* [Texte à analyser]
Grève chez Sotralentz : la CGT toujours mobilisée

Publié le 24/05/2012
Alors que des négociations se sont engagées entre la direction de Sotralentz et les représentants syndicaux FO et CFDT, la CGT poursuit son mouvement de grève. Hier, elle bloquait l'entrée principale de l'usine.
Grève chez Sotralentz : la CGT toujours mobilisée
Grève chez Sotralentz : la CGT toujours mobilisée
Alors que des négociations se sont engagées entre la direction de Sotralentz et les représentants syndicaux FO et CFDT, la CGT poursuit son mouvement de grève. Hier, elle bloquait l'entrée principale de l'usine.

Le Républicain Lorrain, Jeudi le 24 Mai 2012 / SRB /
 

 

 

Hier, une centaine de salariés de l'usine Sotralentz, cégétistes pour la majorité, ont empêché les camions d'accéder au site de Drulingen pendant une partie de la matinée.

* [Mise en pratique]
A. Traduisez en anglais la phrase suivante de l'article sur la grève chez Sotralentz : « Hier, une centaine de salariés de l'usine Sotralentz, cégétistes pour la majorité, ont empêché les camions d'accéder au site de Drulingen pendant une partie de la matinée. »
B. Réécrivez le passage de l'article sur la grève chez Sotralentz allant de « Le Républicain Lorrain, Jeudi » jusqu'à « de la matinée. », en remplaçant « camions » par « livreurs ».
C. D'après l'article sur la grève chez Sotralentz, avec quels représentants syndicaux la direction a-t-elle engagé des négociations ?

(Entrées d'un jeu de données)
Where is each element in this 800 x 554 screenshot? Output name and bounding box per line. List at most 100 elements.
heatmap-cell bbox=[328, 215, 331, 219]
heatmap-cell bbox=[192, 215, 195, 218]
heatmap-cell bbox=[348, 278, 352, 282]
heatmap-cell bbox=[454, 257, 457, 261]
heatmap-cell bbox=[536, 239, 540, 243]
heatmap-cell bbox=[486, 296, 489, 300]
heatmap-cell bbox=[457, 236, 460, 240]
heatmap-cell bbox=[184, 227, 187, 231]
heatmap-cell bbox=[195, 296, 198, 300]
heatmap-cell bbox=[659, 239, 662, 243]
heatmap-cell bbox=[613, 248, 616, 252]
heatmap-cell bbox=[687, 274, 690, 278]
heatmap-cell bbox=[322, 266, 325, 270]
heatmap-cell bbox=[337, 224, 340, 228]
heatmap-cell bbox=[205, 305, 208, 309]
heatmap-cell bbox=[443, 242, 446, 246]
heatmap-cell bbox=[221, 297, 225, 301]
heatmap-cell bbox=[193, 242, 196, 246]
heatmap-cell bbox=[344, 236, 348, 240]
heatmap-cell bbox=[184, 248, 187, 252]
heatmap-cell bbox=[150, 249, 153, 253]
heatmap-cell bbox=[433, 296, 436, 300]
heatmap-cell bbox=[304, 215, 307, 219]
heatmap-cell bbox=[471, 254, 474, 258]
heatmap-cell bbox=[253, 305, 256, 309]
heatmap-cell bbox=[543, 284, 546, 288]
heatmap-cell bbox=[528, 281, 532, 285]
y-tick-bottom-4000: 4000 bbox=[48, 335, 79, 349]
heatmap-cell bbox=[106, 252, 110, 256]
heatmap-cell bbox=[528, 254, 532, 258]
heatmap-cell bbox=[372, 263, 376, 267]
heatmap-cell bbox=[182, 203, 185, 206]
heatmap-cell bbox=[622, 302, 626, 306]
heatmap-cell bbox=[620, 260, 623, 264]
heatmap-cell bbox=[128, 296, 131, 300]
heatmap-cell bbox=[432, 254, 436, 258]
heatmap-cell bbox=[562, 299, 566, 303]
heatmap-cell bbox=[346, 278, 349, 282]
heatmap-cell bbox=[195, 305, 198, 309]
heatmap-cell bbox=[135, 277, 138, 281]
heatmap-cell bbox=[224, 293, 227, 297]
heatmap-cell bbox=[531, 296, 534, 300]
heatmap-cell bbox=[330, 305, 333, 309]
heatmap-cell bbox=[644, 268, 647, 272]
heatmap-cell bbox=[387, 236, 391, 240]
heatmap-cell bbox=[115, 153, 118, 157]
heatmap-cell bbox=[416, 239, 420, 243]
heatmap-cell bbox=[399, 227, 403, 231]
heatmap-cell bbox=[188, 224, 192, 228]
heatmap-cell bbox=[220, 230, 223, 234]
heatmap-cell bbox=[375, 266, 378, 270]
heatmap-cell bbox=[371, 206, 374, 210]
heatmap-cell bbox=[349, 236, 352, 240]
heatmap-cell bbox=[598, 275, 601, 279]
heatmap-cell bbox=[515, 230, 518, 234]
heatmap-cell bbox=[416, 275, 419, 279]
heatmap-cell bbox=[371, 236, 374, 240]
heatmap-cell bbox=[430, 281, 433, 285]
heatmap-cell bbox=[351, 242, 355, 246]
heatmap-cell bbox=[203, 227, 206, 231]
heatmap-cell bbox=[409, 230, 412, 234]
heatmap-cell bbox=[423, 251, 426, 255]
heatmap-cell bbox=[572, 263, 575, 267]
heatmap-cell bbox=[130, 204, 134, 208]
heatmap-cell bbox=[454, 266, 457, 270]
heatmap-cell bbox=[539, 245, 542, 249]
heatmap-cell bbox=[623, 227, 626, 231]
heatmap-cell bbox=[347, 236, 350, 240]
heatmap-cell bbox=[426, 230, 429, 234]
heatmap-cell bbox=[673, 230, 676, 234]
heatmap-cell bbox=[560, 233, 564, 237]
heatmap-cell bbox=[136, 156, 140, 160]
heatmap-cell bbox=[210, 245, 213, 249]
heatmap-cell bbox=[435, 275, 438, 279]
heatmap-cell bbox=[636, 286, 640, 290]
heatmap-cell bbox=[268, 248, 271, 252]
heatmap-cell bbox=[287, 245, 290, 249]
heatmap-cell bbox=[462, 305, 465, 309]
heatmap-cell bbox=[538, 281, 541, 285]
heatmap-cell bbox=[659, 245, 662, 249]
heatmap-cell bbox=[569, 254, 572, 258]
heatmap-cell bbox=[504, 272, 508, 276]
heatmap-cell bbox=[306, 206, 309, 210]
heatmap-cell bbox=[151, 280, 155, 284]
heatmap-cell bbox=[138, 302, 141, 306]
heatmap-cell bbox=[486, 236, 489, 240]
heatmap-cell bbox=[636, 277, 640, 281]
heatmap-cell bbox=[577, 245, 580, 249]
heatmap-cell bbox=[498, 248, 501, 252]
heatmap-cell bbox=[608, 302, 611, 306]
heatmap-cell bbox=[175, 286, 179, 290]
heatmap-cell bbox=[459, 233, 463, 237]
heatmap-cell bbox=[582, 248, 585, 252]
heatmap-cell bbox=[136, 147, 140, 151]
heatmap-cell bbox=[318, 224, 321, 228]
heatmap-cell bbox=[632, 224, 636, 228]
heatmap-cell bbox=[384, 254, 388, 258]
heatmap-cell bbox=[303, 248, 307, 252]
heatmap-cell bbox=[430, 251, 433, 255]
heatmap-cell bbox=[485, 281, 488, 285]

* [Réponses attendues]
A. Yesterday, about a hundred employees of the Sotralentz plant, most of them CGT members, prevented trucks from accessing the Drulingen site for part of the morning.

B.
Le Républicain Lorrain, Jeudi le 24 Mai 2012 / SRB /
 

 

 

Hier, une centaine de salariés de l'usine Sotralentz, cégétistes pour la majorité, ont empêché les livreurs d'accéder au site de Drulingen pendant une partie de la matinée.

C. Avec les représentants syndicaux FO et CFDT.